'''

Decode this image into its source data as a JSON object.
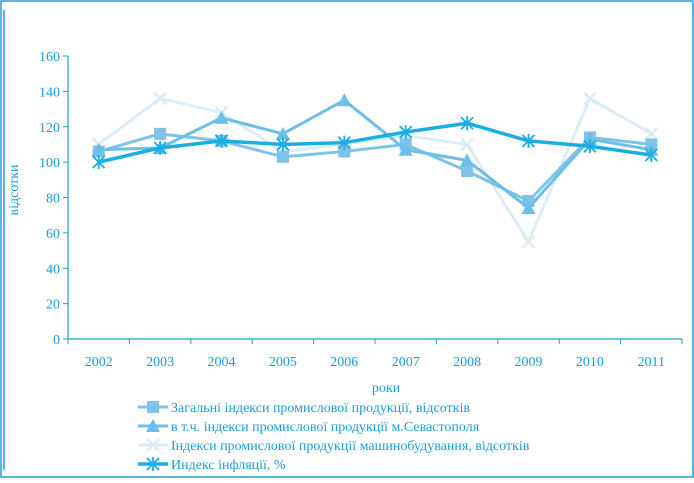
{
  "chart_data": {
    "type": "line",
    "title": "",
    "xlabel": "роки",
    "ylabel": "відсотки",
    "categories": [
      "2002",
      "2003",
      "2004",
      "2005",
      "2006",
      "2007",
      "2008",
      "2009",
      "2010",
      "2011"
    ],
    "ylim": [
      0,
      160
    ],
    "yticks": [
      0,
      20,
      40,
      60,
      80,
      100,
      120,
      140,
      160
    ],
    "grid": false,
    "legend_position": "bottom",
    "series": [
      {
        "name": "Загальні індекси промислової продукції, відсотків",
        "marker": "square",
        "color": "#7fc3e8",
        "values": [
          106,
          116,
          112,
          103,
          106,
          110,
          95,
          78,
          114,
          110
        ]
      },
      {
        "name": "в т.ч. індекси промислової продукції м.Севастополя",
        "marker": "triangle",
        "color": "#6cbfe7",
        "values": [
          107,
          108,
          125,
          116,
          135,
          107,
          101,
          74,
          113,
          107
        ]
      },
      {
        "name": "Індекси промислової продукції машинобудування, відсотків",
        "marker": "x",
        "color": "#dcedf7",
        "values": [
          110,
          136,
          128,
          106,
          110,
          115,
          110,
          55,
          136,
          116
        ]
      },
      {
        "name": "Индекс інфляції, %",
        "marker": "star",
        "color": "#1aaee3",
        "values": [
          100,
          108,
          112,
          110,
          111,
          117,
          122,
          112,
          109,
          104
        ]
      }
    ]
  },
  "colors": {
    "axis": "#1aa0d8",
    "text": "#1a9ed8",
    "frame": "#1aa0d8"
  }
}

'''

> **Task description**
Search the records above for "промислової". Copy each line where it is found.

> **Solution for this task**
        "name": "Загальні індекси промислової продукції, відсотків",
        "name": "в т.ч. індекси промислової продукції м.Севастополя",
        "name": "Індекси промислової продукції машинобудування, відсотків",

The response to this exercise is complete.